— Start Material supplied —
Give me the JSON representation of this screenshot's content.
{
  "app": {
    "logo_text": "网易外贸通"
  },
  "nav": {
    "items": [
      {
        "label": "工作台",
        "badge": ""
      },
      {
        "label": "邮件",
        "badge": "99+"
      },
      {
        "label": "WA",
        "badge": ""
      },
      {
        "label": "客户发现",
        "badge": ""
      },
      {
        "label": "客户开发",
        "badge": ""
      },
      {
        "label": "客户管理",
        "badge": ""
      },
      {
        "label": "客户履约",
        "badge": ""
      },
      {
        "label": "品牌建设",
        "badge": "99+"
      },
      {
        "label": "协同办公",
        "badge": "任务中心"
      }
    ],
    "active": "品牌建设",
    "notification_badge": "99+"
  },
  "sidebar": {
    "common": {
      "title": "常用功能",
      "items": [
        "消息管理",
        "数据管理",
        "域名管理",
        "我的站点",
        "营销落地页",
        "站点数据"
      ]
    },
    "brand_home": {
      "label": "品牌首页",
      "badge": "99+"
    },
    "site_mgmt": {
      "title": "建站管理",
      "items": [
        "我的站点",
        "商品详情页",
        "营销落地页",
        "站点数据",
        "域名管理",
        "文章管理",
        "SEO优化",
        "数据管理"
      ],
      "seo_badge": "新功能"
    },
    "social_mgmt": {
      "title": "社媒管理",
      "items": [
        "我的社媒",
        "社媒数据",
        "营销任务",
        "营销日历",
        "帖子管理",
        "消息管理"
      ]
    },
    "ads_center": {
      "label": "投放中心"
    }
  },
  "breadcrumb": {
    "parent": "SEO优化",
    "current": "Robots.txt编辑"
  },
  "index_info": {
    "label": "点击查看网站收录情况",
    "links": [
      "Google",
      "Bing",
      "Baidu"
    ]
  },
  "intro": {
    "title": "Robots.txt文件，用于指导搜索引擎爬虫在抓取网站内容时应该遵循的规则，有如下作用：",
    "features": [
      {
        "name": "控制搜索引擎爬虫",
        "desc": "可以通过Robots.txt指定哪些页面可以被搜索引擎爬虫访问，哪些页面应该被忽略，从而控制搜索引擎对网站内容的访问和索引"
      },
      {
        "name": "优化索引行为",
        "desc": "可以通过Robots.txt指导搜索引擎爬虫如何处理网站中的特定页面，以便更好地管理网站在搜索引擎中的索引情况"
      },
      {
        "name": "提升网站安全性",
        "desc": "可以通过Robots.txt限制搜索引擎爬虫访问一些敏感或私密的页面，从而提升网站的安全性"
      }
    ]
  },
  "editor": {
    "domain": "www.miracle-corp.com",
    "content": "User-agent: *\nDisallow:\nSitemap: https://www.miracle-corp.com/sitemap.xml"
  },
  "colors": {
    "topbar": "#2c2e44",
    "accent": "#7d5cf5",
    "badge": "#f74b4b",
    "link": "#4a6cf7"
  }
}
— End Material supplied —
- To do
State the count of lines above containing the string "miracle", and add nothing to it.

- Complete answer
2